AIM OF THE TASK :: Report every line of the records below that contains the word "Camas", copying each such line in full.

====================

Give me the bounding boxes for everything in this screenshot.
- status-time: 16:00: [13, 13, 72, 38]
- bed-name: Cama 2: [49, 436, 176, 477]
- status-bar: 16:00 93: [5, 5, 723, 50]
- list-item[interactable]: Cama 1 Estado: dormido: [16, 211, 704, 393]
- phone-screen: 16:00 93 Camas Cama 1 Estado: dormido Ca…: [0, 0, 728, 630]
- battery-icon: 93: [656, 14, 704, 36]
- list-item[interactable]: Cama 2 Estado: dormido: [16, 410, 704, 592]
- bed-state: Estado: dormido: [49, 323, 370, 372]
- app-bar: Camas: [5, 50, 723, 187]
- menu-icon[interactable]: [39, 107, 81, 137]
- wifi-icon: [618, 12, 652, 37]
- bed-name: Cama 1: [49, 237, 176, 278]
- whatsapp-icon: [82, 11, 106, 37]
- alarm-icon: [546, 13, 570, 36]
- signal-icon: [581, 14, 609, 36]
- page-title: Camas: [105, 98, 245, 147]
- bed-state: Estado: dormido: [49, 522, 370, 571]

====================

COMPLETED EXERCISE ::
- phone-screen: 16:00 93 Camas Cama 1 Estado: dormido Ca…: [0, 0, 728, 630]
- app-bar: Camas: [5, 50, 723, 187]
- page-title: Camas: [105, 98, 245, 147]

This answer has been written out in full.